# SET EXERCISE:
Please list all lines of the material below in which the string "Risto" occurs.

---*---

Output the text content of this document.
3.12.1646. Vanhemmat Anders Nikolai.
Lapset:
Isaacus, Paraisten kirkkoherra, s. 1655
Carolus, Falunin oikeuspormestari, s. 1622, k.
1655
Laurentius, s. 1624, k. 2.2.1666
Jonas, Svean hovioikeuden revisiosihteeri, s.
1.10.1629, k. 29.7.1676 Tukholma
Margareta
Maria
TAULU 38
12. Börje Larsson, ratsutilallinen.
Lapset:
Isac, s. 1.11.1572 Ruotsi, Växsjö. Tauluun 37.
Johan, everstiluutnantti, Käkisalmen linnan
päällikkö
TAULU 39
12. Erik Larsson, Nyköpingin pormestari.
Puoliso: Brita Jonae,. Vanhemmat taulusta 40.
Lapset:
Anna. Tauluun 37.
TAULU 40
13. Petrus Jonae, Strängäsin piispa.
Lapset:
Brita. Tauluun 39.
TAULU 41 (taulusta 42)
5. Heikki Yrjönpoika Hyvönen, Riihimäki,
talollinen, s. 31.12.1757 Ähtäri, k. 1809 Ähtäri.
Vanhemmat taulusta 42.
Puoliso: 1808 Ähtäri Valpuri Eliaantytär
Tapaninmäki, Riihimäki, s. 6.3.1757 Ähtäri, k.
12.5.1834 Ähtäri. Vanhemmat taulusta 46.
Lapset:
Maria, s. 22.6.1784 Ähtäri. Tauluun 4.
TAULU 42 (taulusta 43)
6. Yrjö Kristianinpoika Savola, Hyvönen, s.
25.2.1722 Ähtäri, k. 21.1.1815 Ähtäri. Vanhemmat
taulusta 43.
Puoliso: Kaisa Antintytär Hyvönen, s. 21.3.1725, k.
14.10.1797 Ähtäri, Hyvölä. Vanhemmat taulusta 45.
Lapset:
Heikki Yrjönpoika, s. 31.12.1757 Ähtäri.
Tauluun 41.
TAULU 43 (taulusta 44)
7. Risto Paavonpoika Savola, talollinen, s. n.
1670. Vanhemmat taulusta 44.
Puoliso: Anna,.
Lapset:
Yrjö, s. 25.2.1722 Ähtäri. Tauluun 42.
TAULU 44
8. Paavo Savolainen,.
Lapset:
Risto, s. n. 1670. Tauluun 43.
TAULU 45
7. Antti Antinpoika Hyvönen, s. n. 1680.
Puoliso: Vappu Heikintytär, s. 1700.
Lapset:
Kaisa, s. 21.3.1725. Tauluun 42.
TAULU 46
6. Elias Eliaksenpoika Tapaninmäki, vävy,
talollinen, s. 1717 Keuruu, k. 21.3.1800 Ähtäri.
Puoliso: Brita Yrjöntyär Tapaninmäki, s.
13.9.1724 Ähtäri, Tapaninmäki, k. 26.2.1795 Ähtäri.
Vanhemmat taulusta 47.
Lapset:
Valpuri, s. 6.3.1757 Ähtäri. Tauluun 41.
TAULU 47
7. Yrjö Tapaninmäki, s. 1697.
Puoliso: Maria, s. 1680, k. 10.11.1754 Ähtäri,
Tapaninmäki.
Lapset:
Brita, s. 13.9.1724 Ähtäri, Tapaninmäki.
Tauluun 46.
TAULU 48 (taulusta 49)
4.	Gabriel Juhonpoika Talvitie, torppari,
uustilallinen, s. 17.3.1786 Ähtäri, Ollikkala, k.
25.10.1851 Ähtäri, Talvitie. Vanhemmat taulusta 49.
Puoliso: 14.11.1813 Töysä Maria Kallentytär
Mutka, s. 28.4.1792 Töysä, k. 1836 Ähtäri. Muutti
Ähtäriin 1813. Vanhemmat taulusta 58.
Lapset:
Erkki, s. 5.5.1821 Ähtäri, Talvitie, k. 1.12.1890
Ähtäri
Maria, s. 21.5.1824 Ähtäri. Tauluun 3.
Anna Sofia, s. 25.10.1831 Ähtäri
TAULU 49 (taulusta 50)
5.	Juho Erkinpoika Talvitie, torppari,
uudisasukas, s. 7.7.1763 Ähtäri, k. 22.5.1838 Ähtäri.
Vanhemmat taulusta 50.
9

---*---

# ANSWER TO THE EXERCISE:
7. Risto Paavonpoika Savola, talollinen, s. n.
Risto, s. n. 1670. Tauluun 43.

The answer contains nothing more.